> _PROBLEM DETAILS_
What follows is a set of records, each of which is to be written out exactly.

> _SUPPLIED DATA_
▶
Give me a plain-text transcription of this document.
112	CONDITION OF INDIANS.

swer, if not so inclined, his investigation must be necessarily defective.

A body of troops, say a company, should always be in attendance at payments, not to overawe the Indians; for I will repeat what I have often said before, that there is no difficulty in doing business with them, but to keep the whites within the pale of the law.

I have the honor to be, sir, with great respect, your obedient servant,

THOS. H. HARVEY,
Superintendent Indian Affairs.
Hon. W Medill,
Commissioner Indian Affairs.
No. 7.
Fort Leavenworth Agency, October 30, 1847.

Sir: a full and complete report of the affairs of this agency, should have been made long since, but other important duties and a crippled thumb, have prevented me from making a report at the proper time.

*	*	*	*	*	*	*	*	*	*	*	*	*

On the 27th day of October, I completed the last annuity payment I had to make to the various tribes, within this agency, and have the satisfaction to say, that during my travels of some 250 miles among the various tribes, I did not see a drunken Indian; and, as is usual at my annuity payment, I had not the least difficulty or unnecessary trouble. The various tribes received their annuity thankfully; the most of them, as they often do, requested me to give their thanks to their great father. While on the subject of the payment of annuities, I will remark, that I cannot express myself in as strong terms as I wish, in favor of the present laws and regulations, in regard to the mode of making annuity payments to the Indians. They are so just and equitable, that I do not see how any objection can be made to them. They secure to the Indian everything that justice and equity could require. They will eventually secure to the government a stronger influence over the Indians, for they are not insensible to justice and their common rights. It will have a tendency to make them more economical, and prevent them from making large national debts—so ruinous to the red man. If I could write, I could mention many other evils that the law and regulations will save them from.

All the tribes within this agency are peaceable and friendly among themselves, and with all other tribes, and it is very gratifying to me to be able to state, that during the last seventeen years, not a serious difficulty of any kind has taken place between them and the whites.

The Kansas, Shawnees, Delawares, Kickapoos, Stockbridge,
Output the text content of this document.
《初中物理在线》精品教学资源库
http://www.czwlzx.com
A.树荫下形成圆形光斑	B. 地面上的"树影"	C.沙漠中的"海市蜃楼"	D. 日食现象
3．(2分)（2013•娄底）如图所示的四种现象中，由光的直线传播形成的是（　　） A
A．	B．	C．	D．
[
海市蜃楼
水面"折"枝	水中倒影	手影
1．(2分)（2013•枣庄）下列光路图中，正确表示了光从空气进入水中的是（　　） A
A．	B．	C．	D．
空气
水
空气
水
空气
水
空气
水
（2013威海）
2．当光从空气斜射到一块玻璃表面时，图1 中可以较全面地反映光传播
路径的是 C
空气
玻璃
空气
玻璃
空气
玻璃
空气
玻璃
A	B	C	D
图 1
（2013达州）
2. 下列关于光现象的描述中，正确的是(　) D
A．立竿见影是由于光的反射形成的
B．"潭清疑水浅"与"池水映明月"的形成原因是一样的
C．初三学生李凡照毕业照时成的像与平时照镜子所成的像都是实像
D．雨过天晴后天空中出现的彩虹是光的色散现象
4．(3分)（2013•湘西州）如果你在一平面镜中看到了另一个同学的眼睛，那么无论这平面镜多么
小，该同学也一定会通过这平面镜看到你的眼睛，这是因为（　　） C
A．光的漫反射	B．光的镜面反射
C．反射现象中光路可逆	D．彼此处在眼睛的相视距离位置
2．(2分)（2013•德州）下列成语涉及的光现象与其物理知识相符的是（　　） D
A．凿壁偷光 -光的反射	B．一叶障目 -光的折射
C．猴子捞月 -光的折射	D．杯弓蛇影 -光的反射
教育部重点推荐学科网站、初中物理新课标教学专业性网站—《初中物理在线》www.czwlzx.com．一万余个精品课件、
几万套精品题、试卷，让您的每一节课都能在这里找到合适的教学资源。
◀
> _OUTPUT BELOW_
Give me a plain-text transcription of this document.
112	CONDITION OF INDIANS.

swer, if not so inclined, his investigation must be necessarily defective.

A body of troops, say a company, should always be in attendance at payments, not to overawe the Indians; for I will repeat what I have often said before, that there is no difficulty in doing business with them, but to keep the whites within the pale of the law.

I have the honor to be, sir, with great respect, your obedient servant,

THOS. H. HARVEY,
Superintendent Indian Affairs.
Hon. W Medill,
Commissioner Indian Affairs.
No. 7.
Fort Leavenworth Agency, October 30, 1847.

Sir: a full and complete report of the affairs of this agency, should have been made long since, but other important duties and a crippled thumb, have prevented me from making a report at the proper time.

*	*	*	*	*	*	*	*	*	*	*	*	*

On the 27th day of October, I completed the last annuity payment I had to make to the various tribes, within this agency, and have the satisfaction to say, that during my travels of some 250 miles among the various tribes, I did not see a drunken Indian; and, as is usual at my annuity payment, I had not the least difficulty or unnecessary trouble. The various tribes received their annuity thankfully; the most of them, as they often do, requested me to give their thanks to their great father. While on the subject of the payment of annuities, I will remark, that I cannot express myself in as strong terms as I wish, in favor of the present laws and regulations, in regard to the mode of making annuity payments to the Indians. They are so just and equitable, that I do not see how any objection can be made to them. They secure to the Indian everything that justice and equity could require. They will eventually secure to the government a stronger influence over the Indians, for they are not insensible to justice and their common rights. It will have a tendency to make them more economical, and prevent them from making large national debts—so ruinous to the red man. If I could write, I could mention many other evils that the law and regulations will save them from.

All the tribes within this agency are peaceable and friendly among themselves, and with all other tribes, and it is very gratifying to me to be able to state, that during the last seventeen years, not a serious difficulty of any kind has taken place between them and the whites.

The Kansas, Shawnees, Delawares, Kickapoos, Stockbridge,
Output the text content of this document.
《初中物理在线》精品教学资源库
http://www.czwlzx.com
A.树荫下形成圆形光斑	B. 地面上的"树影"	C.沙漠中的"海市蜃楼"	D. 日食现象
3．(2分)（2013•娄底）如图所示的四种现象中，由光的直线传播形成的是（　　） A
A．	B．	C．	D．
[
海市蜃楼
水面"折"枝	水中倒影	手影
1．(2分)（2013•枣庄）下列光路图中，正确表示了光从空气进入水中的是（　　） A
A．	B．	C．	D．
空气
水
空气
水
空气
水
空气
水
（2013威海）
2．当光从空气斜射到一块玻璃表面时，图1 中可以较全面地反映光传播
路径的是 C
空气
玻璃
空气
玻璃
空气
玻璃
空气
玻璃
A	B	C	D
图 1
（2013达州）
2. 下列关于光现象的描述中，正确的是(　) D
A．立竿见影是由于光的反射形成的
B．"潭清疑水浅"与"池水映明月"的形成原因是一样的
C．初三学生李凡照毕业照时成的像与平时照镜子所成的像都是实像
D．雨过天晴后天空中出现的彩虹是光的色散现象
4．(3分)（2013•湘西州）如果你在一平面镜中看到了另一个同学的眼睛，那么无论这平面镜多么
小，该同学也一定会通过这平面镜看到你的眼睛，这是因为（　　） C
A．光的漫反射	B．光的镜面反射
C．反射现象中光路可逆	D．彼此处在眼睛的相视距离位置
2．(2分)（2013•德州）下列成语涉及的光现象与其物理知识相符的是（　　） D
A．凿壁偷光 -光的反射	B．一叶障目 -光的折射
C．猴子捞月 -光的折射	D．杯弓蛇影 -光的反射
教育部重点推荐学科网站、初中物理新课标教学专业性网站—《初中物理在线》www.czwlzx.com．一万余个精品课件、
几万套精品题、试卷，让您的每一节课都能在这里找到合适的教学资源。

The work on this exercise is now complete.